[INSTRUCTIONS FOR THE TASK] From the data that follows, copy every line with the string "pueden".

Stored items

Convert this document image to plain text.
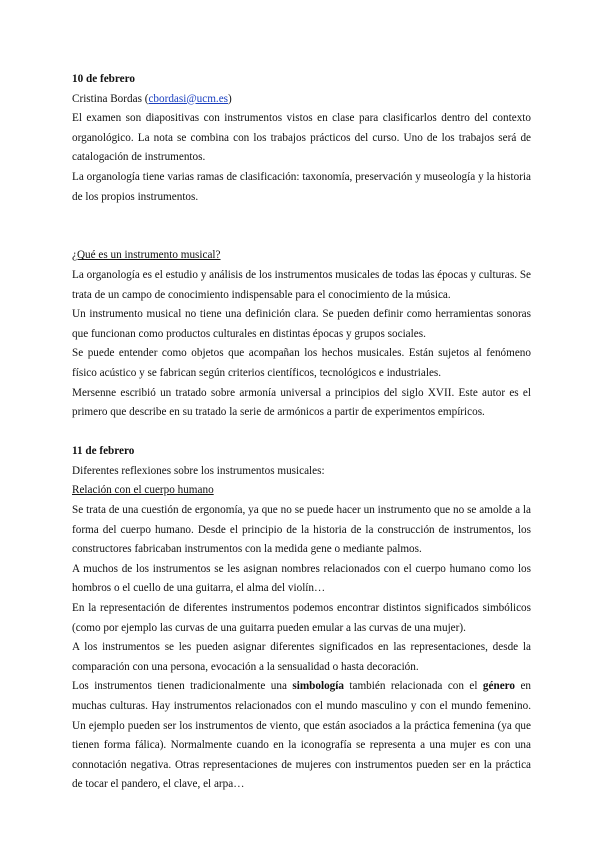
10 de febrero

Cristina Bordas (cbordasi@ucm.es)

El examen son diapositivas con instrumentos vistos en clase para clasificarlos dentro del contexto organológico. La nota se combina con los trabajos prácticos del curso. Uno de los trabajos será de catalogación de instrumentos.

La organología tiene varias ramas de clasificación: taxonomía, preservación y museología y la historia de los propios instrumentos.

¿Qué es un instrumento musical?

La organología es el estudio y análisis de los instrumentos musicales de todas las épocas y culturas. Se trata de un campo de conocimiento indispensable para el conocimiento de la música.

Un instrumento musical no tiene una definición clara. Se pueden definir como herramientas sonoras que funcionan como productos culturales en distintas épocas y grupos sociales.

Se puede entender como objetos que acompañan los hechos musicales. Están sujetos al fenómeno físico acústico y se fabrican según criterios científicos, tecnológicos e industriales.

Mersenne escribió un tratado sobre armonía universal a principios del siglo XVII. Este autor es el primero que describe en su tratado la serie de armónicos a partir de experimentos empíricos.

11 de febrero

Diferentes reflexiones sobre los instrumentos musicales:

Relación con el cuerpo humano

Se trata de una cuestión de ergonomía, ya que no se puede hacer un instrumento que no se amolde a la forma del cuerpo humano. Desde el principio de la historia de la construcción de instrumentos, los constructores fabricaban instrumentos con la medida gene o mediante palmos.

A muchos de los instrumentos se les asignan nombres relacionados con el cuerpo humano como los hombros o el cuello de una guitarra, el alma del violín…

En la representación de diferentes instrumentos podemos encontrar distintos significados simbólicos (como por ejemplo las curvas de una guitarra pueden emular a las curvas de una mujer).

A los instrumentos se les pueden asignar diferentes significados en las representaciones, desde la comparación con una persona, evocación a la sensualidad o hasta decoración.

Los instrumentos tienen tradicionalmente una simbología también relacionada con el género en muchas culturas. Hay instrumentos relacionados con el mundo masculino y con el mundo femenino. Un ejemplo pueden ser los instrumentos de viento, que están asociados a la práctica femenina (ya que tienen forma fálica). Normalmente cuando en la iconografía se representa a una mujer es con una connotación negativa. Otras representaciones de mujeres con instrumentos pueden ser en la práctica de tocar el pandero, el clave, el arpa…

* * *

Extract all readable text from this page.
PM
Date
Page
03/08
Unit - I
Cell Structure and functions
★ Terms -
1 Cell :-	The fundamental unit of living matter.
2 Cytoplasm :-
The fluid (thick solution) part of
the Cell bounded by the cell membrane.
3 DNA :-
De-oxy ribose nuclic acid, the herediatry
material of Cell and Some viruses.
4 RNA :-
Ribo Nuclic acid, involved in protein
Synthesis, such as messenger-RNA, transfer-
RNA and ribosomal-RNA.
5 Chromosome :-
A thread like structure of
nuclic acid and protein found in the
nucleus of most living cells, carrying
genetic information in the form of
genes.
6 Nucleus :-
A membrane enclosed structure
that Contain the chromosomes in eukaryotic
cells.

[RESPONSE BELOW]
Un instrumento musical no tiene una definición clara. Se pueden definir como herramientas sonoras que funcionan como productos culturales en distintas épocas y grupos sociales.
En la representación de diferentes instrumentos podemos encontrar distintos significados simbólicos (como por ejemplo las curvas de una guitarra pueden emular a las curvas de una mujer).
A los instrumentos se les pueden asignar diferentes significados en las representaciones, desde la comparación con una persona, evocación a la sensualidad o hasta decoración.
Los instrumentos tienen tradicionalmente una simbología también relacionada con el género en muchas culturas. Hay instrumentos relacionados con el mundo masculino y con el mundo femenino. Un ejemplo pueden ser los instrumentos de viento, que están asociados a la práctica femenina (ya que tienen forma fálica). Normalmente cuando en la iconografía se representa a una mujer es con una connotación negativa. Otras representaciones de mujeres con instrumentos pueden ser en la práctica de tocar el pandero, el clave, el arpa…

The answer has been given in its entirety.